### [SET EXERCISE]
Could you transcribe every record below exactly as written, leaving out any pictures?

### [EXCERPTED DATA]
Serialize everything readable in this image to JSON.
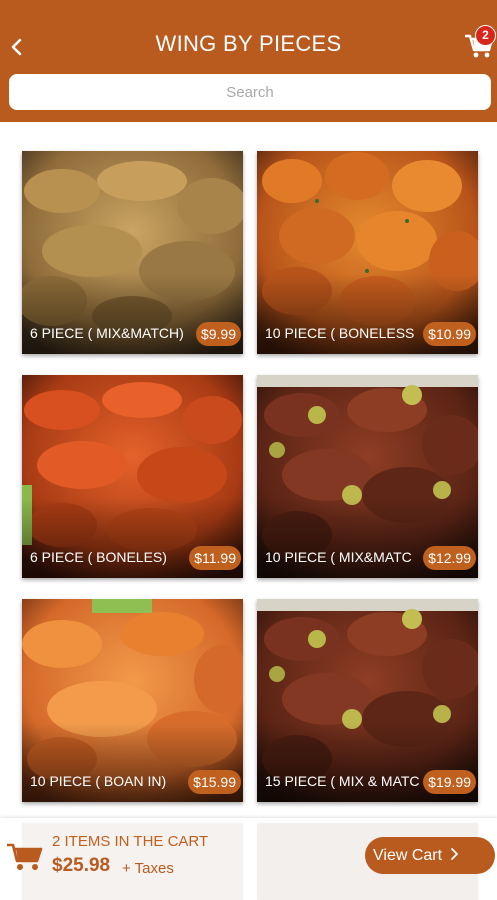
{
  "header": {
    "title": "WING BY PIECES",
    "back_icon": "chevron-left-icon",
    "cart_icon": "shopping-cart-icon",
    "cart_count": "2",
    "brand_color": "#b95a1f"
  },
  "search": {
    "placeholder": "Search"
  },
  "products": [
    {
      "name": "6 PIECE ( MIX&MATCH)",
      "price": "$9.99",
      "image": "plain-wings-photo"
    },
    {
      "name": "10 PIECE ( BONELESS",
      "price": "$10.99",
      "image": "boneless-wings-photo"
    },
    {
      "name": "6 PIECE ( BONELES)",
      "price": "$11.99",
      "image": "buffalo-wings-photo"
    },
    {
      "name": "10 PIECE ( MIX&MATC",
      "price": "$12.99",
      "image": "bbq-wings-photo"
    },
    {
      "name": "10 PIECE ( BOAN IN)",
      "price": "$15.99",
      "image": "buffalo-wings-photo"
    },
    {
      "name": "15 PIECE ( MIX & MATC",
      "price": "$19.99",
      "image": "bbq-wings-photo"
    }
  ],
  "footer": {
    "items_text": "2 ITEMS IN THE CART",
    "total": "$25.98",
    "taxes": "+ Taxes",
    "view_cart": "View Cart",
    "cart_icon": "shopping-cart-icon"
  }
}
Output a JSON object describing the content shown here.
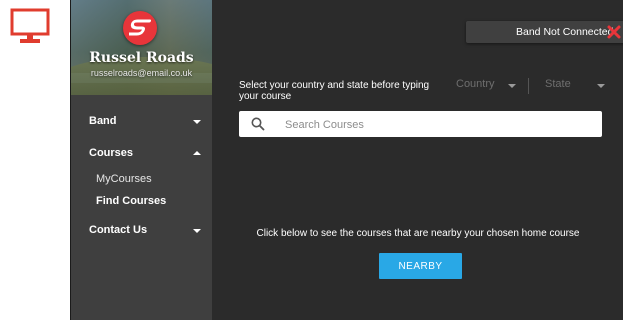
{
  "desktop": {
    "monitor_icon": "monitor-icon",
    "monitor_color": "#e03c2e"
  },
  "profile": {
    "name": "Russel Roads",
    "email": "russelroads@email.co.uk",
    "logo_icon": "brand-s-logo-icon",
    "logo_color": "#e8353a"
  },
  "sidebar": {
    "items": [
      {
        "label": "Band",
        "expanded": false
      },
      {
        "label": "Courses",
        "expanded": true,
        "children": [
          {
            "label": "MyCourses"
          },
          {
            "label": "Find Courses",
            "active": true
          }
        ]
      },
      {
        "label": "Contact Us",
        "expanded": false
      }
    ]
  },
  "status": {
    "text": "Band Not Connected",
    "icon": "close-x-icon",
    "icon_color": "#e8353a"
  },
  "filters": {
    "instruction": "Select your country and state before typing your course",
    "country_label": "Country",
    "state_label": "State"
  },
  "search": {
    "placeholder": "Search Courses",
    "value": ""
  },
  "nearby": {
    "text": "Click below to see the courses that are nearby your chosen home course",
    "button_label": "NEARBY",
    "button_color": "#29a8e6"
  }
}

### [ANSWER TO THE TASK]
Serialize everything readable in this image to JSON.
{
  "header": {
    "title": "WING BY PIECES",
    "back_icon": "chevron-left-icon",
    "cart_icon": "shopping-cart-icon",
    "cart_count": "2",
    "brand_color": "#b95a1f"
  },
  "search": {
    "placeholder": "Search"
  },
  "products": [
    {
      "name": "6 PIECE ( MIX&MATCH)",
      "price": "$9.99",
      "image": "plain-wings-photo"
    },
    {
      "name": "10 PIECE ( BONELESS",
      "price": "$10.99",
      "image": "boneless-wings-photo"
    },
    {
      "name": "6 PIECE ( BONELES)",
      "price": "$11.99",
      "image": "buffalo-wings-photo"
    },
    {
      "name": "10 PIECE ( MIX&MATC",
      "price": "$12.99",
      "image": "bbq-wings-photo"
    },
    {
      "name": "10 PIECE ( BOAN IN)",
      "price": "$15.99",
      "image": "buffalo-wings-photo"
    },
    {
      "name": "15 PIECE ( MIX & MATC",
      "price": "$19.99",
      "image": "bbq-wings-photo"
    }
  ],
  "footer": {
    "items_text": "2 ITEMS IN THE CART",
    "total": "$25.98",
    "taxes": "+ Taxes",
    "view_cart": "View Cart",
    "cart_icon": "shopping-cart-icon"
  }
}
Output a JSON object describing the content shown here.
{
  "desktop": {
    "monitor_icon": "monitor-icon",
    "monitor_color": "#e03c2e"
  },
  "profile": {
    "name": "Russel Roads",
    "email": "russelroads@email.co.uk",
    "logo_icon": "brand-s-logo-icon",
    "logo_color": "#e8353a"
  },
  "sidebar": {
    "items": [
      {
        "label": "Band",
        "expanded": false
      },
      {
        "label": "Courses",
        "expanded": true,
        "children": [
          {
            "label": "MyCourses"
          },
          {
            "label": "Find Courses",
            "active": true
          }
        ]
      },
      {
        "label": "Contact Us",
        "expanded": false
      }
    ]
  },
  "status": {
    "text": "Band Not Connected",
    "icon": "close-x-icon",
    "icon_color": "#e8353a"
  },
  "filters": {
    "instruction": "Select your country and state before typing your course",
    "country_label": "Country",
    "state_label": "State"
  },
  "search": {
    "placeholder": "Search Courses",
    "value": ""
  },
  "nearby": {
    "text": "Click below to see the courses that are nearby your chosen home course",
    "button_label": "NEARBY",
    "button_color": "#29a8e6"
  }
}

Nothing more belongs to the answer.